Short problem: Search the material for the word "that" and report each line where it turns up.

(Saved entries)
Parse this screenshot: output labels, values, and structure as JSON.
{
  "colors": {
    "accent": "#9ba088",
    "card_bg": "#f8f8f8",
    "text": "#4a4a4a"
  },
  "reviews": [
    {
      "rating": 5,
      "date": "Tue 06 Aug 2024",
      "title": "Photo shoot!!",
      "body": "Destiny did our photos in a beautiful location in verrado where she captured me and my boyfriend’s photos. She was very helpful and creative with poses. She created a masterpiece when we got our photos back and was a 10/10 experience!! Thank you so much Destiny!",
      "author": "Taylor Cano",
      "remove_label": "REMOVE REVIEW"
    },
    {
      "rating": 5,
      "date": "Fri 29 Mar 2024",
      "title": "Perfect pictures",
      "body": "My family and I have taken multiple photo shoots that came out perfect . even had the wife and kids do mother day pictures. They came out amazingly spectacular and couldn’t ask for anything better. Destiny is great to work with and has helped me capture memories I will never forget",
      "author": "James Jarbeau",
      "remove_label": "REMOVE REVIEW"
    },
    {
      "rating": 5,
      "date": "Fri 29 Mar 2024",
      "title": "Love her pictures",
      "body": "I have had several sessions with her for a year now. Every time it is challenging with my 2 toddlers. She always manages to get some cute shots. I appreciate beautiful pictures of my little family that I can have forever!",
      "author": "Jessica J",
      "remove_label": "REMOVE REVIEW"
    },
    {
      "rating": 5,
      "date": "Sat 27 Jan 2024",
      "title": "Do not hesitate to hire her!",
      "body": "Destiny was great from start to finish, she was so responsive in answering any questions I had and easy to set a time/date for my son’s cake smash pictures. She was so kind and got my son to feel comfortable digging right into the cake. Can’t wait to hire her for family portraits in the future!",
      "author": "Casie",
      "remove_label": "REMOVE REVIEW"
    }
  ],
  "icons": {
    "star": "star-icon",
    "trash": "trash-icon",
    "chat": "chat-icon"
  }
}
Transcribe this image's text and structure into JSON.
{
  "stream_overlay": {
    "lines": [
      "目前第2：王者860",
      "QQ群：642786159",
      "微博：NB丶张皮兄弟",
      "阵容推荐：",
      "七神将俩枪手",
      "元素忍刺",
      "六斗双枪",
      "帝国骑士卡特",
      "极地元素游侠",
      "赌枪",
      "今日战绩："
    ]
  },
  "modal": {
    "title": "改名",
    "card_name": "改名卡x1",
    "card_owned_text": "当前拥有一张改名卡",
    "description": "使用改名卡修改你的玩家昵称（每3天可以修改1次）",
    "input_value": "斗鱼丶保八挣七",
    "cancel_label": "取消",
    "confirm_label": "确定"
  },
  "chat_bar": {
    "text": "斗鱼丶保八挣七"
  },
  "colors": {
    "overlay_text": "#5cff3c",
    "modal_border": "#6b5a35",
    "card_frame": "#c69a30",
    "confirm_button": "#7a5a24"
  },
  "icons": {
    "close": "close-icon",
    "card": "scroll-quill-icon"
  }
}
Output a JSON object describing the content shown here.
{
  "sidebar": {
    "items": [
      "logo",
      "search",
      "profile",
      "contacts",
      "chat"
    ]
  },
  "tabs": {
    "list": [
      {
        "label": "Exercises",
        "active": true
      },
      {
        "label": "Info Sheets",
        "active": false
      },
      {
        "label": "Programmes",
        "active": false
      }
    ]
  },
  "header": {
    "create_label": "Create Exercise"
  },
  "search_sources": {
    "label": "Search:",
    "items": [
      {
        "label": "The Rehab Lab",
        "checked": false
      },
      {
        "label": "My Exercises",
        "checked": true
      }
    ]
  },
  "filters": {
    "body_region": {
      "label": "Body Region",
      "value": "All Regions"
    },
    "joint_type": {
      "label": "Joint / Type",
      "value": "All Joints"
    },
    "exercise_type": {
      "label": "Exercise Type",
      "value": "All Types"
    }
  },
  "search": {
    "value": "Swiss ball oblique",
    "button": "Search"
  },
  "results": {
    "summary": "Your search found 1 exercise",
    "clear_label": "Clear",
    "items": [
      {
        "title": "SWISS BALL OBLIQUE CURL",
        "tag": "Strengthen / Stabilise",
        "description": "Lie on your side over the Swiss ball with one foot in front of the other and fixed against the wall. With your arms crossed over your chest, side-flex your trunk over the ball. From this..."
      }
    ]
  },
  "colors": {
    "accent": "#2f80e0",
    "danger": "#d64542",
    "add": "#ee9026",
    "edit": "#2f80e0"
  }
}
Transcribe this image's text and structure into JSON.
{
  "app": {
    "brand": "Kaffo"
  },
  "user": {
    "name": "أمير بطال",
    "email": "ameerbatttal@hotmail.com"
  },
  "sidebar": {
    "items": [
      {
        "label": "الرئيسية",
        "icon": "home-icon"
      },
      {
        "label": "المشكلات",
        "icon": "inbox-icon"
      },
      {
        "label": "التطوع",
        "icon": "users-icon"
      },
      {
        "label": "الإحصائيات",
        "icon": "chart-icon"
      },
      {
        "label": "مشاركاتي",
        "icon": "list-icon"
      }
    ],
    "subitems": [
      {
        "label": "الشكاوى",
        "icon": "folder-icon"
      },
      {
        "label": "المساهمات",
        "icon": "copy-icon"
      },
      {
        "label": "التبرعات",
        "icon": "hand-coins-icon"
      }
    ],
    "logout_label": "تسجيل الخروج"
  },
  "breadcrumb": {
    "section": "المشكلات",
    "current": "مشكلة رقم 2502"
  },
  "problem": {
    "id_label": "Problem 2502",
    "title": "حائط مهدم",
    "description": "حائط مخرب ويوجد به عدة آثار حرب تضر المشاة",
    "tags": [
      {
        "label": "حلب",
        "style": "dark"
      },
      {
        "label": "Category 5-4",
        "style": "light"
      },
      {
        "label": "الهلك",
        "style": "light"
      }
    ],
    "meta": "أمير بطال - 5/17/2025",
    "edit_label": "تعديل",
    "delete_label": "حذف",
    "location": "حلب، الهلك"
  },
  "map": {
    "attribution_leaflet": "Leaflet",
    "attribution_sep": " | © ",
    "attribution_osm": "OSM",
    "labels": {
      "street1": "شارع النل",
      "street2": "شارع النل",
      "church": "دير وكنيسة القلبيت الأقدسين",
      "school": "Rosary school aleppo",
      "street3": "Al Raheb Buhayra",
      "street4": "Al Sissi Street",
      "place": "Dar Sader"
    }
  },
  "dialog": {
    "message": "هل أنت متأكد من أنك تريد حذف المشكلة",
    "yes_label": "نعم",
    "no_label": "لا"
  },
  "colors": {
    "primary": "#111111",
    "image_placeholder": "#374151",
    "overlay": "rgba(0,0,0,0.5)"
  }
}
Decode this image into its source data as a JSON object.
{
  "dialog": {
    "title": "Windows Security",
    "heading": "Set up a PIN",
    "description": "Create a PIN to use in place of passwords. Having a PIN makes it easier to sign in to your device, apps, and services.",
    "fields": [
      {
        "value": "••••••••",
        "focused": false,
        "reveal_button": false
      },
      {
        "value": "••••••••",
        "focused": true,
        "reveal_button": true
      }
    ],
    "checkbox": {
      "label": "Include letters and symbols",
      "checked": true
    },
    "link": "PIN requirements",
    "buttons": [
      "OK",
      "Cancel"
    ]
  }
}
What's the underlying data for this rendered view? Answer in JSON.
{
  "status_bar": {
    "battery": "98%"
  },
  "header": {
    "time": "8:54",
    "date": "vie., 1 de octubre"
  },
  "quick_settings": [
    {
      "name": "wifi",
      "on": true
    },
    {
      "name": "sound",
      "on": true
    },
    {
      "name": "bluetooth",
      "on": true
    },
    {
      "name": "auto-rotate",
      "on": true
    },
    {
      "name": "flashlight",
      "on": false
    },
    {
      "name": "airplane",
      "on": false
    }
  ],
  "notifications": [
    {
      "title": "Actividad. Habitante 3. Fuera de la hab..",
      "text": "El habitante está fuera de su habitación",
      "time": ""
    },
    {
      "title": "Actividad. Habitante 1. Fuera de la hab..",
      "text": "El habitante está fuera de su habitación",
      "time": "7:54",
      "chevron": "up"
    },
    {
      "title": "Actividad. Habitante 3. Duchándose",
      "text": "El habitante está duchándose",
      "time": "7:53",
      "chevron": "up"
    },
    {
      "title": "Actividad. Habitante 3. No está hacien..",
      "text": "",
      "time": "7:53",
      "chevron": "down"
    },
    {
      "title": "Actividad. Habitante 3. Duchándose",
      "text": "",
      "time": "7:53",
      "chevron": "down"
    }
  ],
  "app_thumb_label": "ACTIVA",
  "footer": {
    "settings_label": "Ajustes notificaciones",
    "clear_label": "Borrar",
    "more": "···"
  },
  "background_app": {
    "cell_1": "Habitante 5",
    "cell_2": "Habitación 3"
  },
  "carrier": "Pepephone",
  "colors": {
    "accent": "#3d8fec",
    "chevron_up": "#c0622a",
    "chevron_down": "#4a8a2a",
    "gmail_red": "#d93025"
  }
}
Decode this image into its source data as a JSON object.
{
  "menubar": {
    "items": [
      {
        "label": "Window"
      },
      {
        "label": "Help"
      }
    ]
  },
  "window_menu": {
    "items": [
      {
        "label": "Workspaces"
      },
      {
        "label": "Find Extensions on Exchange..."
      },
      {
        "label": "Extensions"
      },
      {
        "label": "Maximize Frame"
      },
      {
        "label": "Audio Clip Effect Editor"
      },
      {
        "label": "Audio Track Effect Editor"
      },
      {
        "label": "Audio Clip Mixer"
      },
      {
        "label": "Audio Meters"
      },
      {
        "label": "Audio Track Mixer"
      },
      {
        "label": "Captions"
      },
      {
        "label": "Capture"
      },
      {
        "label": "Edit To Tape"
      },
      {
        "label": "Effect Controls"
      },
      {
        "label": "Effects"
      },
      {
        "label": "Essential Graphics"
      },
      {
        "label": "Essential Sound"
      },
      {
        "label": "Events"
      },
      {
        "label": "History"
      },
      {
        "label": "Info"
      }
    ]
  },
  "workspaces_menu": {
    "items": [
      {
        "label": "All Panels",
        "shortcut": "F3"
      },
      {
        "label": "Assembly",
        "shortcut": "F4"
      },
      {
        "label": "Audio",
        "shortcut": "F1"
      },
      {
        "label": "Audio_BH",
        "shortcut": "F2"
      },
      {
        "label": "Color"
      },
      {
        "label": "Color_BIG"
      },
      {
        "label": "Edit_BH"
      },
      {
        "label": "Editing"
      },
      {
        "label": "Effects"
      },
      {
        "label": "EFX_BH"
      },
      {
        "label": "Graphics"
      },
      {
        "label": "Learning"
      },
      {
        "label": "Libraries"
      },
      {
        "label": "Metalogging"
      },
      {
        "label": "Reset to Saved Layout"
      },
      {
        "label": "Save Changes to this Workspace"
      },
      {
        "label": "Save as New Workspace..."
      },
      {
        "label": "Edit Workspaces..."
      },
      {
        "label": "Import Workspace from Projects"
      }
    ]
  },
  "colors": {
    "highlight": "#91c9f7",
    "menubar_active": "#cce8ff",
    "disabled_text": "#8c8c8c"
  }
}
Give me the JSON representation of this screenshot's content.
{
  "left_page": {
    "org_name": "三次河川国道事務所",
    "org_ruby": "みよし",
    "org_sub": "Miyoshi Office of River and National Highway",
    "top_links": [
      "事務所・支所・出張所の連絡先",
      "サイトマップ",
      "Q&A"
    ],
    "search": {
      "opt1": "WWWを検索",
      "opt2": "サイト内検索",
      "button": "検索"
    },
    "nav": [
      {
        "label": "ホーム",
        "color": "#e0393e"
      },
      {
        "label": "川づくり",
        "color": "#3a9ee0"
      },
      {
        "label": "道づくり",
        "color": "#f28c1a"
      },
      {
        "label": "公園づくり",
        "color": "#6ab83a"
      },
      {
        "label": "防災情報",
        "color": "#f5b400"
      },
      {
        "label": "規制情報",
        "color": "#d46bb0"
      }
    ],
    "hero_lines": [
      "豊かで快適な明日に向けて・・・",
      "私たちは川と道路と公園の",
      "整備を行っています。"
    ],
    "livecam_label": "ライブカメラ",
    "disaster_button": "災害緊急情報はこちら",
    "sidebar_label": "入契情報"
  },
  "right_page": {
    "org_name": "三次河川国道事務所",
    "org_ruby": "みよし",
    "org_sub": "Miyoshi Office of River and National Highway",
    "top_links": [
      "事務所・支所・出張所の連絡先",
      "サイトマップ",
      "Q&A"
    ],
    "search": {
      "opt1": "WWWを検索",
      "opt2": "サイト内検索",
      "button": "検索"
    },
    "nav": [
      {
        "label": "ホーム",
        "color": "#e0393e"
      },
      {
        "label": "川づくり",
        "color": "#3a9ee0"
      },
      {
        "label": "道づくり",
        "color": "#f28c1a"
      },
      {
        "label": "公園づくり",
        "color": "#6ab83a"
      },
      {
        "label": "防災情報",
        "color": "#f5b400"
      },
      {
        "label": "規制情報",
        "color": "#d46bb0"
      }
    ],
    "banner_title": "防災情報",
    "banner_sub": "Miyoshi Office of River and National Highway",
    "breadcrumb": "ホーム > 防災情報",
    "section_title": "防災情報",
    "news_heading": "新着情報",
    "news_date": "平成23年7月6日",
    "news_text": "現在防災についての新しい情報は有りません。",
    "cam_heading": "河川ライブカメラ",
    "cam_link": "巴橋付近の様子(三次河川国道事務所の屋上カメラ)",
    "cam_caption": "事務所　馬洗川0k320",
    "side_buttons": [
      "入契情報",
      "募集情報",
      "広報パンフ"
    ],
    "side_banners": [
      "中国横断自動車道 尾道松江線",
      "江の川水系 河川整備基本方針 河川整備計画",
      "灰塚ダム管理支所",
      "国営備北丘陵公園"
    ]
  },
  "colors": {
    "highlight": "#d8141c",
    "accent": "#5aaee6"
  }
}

Result:
      "body": "My family and I have taken multiple photo shoots that came out perfect . even had the wife and kids do mother day pictures. They came out amazingly spectacular and couldn’t ask for anything better. Destiny is great to work with and has helped me capture memories I will never forget",
      "body": "I have had several sessions with her for a year now. Every time it is challenging with my 2 toddlers. She always manages to get some cute shots. I appreciate beautiful pictures of my little family that I can have forever!",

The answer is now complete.